**To do:**
Transcribe each line of the records below exactly, excluding any embedded images.

**Dataset extract:**
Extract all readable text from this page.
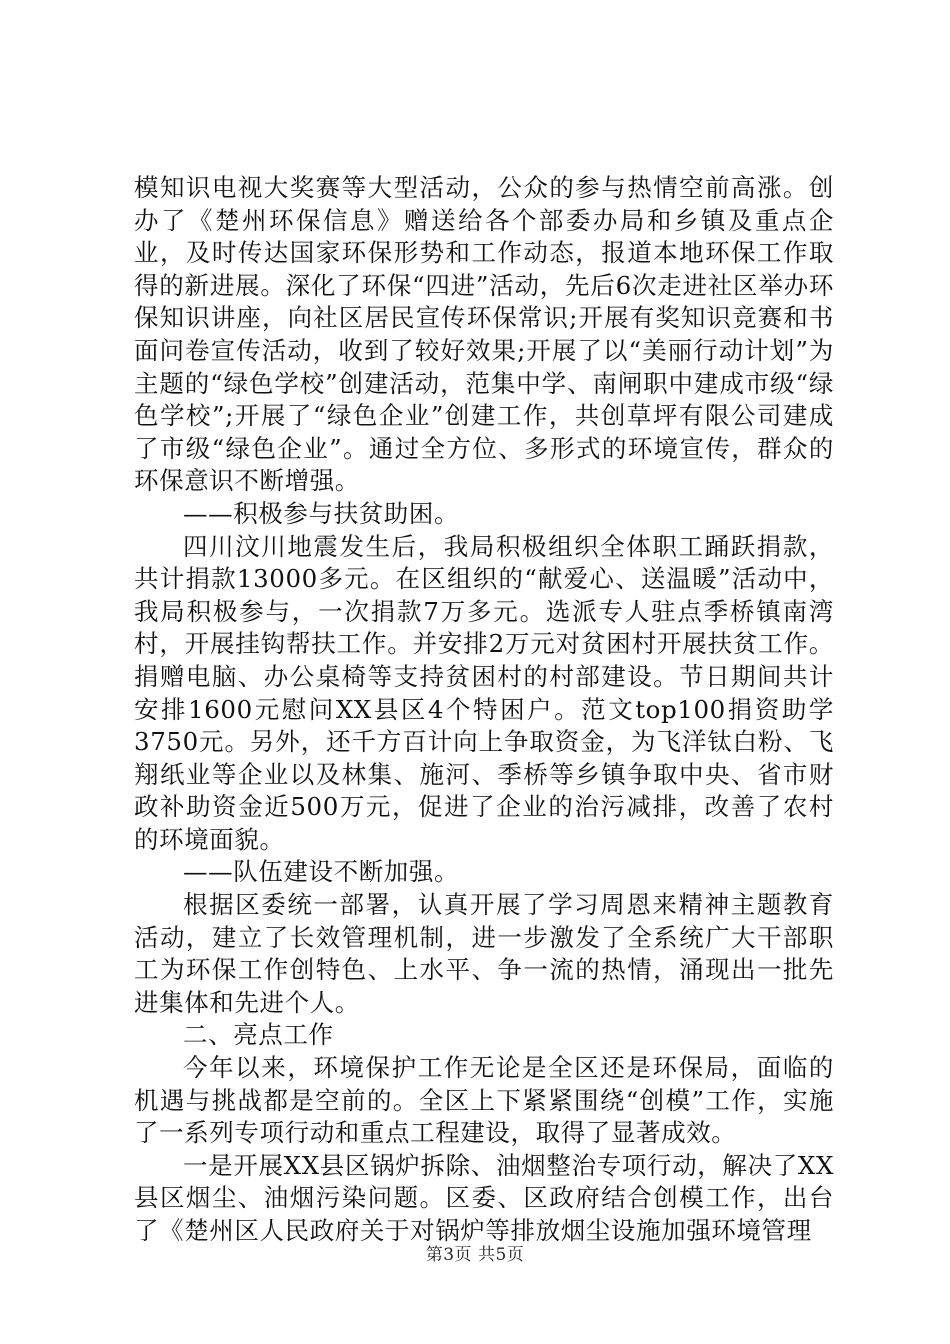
模知识电视大奖赛等大型活动，公众的参与热情空前高涨。创办了《楚州环保信息》赠送给各个部委办局和乡镇及重点企业，及时传达国家环保形势和工作动态，报道本地环保工作取得的新进展。深化了环保“四进”活动，先后6次走进社区举办环保知识讲座，向社区居民宣传环保常识;开展有奖知识竞赛和书面问卷宣传活动，收到了较好效果;开展了以“美丽行动计划”为主题的“绿色学校”创建活动，范集中学、南闸职中建成市级“绿色学校”;开展了“绿色企业”创建工作，共创草坪有限公司建成了市级“绿色企业”。通过全方位、多形式的环境宣传，群众的环保意识不断增强。

——积极参与扶贫助困。

四川汶川地震发生后，我局积极组织全体职工踊跃捐款，共计捐款13000多元。在区组织的“献爱心、送温暖”活动中，我局积极参与，一次捐款7万多元。选派专人驻点季桥镇南湾村，开展挂钩帮扶工作。并安排2万元对贫困村开展扶贫工作。捐赠电脑、办公桌椅等支持贫困村的村部建设。节日期间共计安排1600元慰问XX县区4个特困户。范文top100捐资助学3750元。另外，还千方百计向上争取资金，为飞洋钛白粉、飞翔纸业等企业以及林集、施河、季桥等乡镇争取中央、省市财政补助资金近500万元，促进了企业的治污减排，改善了农村的环境面貌。

——队伍建设不断加强。

根据区委统一部署，认真开展了学习周恩来精神主题教育活动，建立了长效管理机制，进一步激发了全系统广大干部职工为环保工作创特色、上水平、争一流的热情，涌现出一批先进集体和先进个人。

二、亮点工作

今年以来，环境保护工作无论是全区还是环保局，面临的机遇与挑战都是空前的。全区上下紧紧围绕“创模”工作，实施了一系列专项行动和重点工程建设，取得了显著成效。

一是开展XX县区锅炉拆除、油烟整治专项行动，解决了XX县区烟尘、油烟污染问题。区委、区政府结合创模工作，出台了《楚州区人民政府关于对锅炉等排放烟尘设施加强环境管理

第3页 共5页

**Output:**
Extract all readable text from this page.
模知识电视大奖赛等大型活动，公众的参与热情空前高涨。创办了《楚州环保信息》赠送给各个部委办局和乡镇及重点企业，及时传达国家环保形势和工作动态，报道本地环保工作取得的新进展。深化了环保“四进”活动，先后6次走进社区举办环保知识讲座，向社区居民宣传环保常识;开展有奖知识竞赛和书面问卷宣传活动，收到了较好效果;开展了以“美丽行动计划”为主题的“绿色学校”创建活动，范集中学、南闸职中建成市级“绿色学校”;开展了“绿色企业”创建工作，共创草坪有限公司建成了市级“绿色企业”。通过全方位、多形式的环境宣传，群众的环保意识不断增强。

——积极参与扶贫助困。

四川汶川地震发生后，我局积极组织全体职工踊跃捐款，共计捐款13000多元。在区组织的“献爱心、送温暖”活动中，我局积极参与，一次捐款7万多元。选派专人驻点季桥镇南湾村，开展挂钩帮扶工作。并安排2万元对贫困村开展扶贫工作。捐赠电脑、办公桌椅等支持贫困村的村部建设。节日期间共计安排1600元慰问XX县区4个特困户。范文top100捐资助学3750元。另外，还千方百计向上争取资金，为飞洋钛白粉、飞翔纸业等企业以及林集、施河、季桥等乡镇争取中央、省市财政补助资金近500万元，促进了企业的治污减排，改善了农村的环境面貌。

——队伍建设不断加强。

根据区委统一部署，认真开展了学习周恩来精神主题教育活动，建立了长效管理机制，进一步激发了全系统广大干部职工为环保工作创特色、上水平、争一流的热情，涌现出一批先进集体和先进个人。

二、亮点工作

今年以来，环境保护工作无论是全区还是环保局，面临的机遇与挑战都是空前的。全区上下紧紧围绕“创模”工作，实施了一系列专项行动和重点工程建设，取得了显著成效。

一是开展XX县区锅炉拆除、油烟整治专项行动，解决了XX县区烟尘、油烟污染问题。区委、区政府结合创模工作，出台了《楚州区人民政府关于对锅炉等排放烟尘设施加强环境管理

第3页 共5页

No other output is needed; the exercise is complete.